* AIM OF THE EXERCISE
Return a copy of every line in the records that includes the word "گیره".

* DATA ENTRIES
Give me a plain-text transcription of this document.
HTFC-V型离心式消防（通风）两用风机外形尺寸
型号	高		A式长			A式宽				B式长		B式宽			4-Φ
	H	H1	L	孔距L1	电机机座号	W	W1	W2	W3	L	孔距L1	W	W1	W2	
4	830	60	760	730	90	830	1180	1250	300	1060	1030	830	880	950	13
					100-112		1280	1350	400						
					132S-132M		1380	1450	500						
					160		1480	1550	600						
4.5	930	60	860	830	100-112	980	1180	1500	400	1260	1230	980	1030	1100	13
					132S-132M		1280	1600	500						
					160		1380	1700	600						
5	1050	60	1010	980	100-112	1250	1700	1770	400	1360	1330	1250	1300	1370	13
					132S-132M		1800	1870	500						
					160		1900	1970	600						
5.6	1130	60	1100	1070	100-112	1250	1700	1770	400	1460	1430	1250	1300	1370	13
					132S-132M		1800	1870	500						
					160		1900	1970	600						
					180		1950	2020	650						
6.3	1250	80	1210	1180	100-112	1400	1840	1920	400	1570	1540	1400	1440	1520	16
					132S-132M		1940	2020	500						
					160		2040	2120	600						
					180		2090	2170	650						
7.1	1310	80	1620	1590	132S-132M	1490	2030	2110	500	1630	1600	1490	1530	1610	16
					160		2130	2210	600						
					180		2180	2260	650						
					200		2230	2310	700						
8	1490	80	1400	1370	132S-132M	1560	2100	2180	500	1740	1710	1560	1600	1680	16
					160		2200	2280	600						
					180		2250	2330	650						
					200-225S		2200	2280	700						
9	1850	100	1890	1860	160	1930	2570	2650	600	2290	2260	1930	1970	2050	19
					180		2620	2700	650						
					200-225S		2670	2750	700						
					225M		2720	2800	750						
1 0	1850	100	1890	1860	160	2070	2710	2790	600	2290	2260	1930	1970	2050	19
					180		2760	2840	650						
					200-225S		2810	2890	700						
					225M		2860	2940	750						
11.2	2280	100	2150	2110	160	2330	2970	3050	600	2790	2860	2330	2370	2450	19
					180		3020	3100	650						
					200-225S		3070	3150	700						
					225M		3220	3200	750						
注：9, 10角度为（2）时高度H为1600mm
---
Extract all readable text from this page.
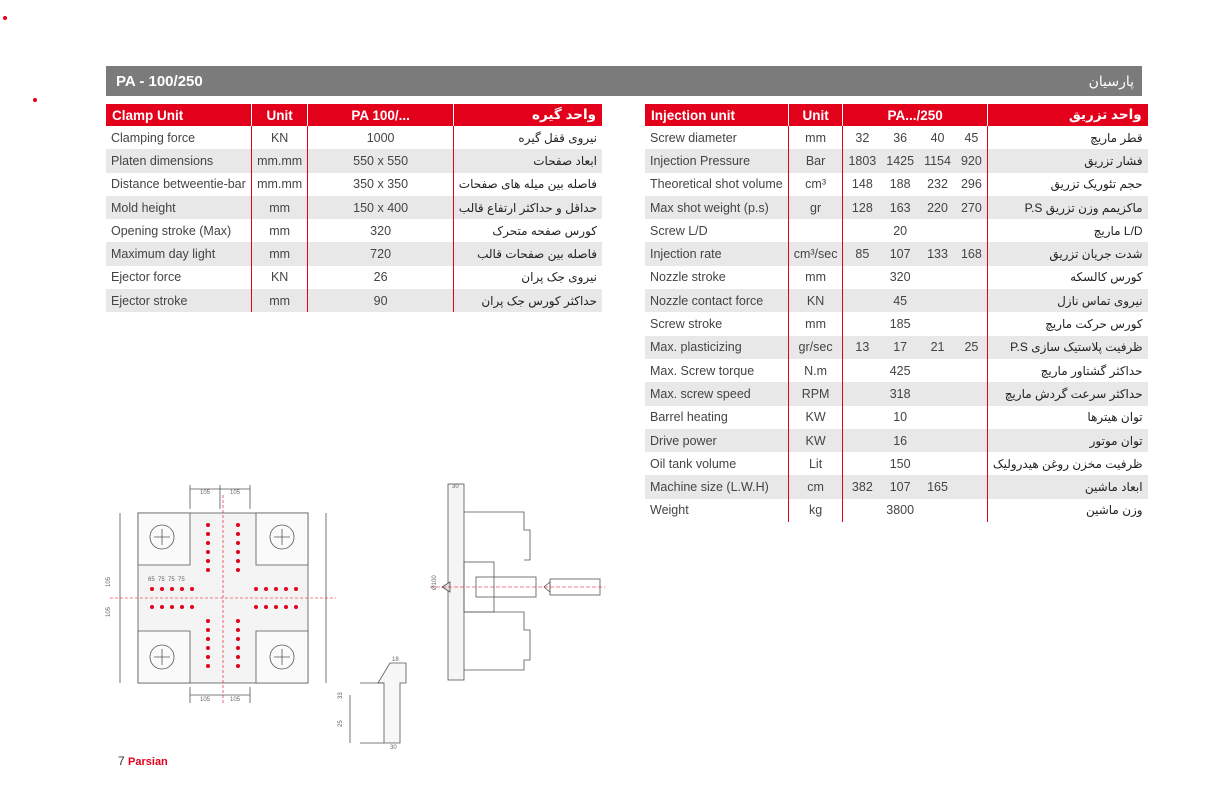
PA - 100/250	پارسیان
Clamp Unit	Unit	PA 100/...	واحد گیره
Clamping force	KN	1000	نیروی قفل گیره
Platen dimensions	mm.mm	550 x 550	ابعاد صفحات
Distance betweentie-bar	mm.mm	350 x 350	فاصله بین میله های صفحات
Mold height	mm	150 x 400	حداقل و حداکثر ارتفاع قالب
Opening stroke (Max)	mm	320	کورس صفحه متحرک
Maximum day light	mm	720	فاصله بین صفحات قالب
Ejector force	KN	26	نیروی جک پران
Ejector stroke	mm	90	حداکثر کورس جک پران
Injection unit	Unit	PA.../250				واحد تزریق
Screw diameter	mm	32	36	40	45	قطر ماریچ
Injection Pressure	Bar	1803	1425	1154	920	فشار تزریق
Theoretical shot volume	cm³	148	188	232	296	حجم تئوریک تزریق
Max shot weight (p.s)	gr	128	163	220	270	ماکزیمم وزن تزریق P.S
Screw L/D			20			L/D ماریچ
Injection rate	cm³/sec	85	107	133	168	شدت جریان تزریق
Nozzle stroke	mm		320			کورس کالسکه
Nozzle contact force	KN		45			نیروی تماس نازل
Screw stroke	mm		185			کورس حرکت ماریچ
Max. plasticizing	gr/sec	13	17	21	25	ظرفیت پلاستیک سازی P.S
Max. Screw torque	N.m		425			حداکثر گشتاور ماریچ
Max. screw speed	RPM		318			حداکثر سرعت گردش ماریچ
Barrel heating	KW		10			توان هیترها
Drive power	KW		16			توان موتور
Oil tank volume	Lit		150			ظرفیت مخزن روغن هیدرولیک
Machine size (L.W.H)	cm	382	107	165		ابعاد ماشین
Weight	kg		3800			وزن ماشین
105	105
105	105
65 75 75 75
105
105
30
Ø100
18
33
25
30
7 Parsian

* RESPONSE FOR THIS EXERCISE
Clamp Unit	Unit	PA 100/...	واحد گیره
Clamping force	KN	1000	نیروی قفل گیره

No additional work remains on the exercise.